- [WRITTEN PROBLEM]
Give back a single number, the count of lines containing the word "детей".

Figure dataset records

╭──

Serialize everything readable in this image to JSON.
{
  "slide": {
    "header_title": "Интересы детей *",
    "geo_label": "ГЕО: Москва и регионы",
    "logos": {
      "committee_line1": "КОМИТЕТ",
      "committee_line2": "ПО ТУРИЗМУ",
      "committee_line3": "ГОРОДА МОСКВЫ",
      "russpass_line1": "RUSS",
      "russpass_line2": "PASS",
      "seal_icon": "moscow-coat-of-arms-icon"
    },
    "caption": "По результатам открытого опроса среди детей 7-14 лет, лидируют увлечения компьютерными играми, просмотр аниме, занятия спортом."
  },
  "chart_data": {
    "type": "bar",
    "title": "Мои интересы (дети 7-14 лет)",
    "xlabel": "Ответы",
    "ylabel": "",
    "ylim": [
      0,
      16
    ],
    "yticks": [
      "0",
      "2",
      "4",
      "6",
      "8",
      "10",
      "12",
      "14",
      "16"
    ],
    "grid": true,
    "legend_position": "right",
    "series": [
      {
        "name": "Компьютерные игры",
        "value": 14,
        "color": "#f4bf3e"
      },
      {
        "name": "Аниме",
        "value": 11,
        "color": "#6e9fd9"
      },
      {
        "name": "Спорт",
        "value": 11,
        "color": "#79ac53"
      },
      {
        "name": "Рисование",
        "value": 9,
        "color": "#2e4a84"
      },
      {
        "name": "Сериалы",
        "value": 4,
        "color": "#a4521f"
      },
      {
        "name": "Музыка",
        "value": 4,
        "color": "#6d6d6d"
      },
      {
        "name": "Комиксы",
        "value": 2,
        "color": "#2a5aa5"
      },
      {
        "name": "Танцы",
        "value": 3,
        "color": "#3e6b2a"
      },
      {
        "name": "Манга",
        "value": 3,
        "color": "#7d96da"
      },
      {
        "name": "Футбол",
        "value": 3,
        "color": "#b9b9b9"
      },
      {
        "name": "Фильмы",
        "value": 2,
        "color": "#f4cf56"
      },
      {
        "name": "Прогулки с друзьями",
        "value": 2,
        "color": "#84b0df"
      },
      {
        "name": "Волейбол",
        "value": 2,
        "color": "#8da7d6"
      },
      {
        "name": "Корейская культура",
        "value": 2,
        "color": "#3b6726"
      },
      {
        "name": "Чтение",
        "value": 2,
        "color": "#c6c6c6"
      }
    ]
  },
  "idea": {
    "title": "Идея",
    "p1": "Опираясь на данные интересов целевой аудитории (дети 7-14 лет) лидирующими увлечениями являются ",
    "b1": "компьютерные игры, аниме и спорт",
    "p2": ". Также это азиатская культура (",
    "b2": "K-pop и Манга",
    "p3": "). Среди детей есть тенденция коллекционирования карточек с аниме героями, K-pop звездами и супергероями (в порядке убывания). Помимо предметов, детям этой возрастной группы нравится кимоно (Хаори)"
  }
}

╰──

- [REPLY]
3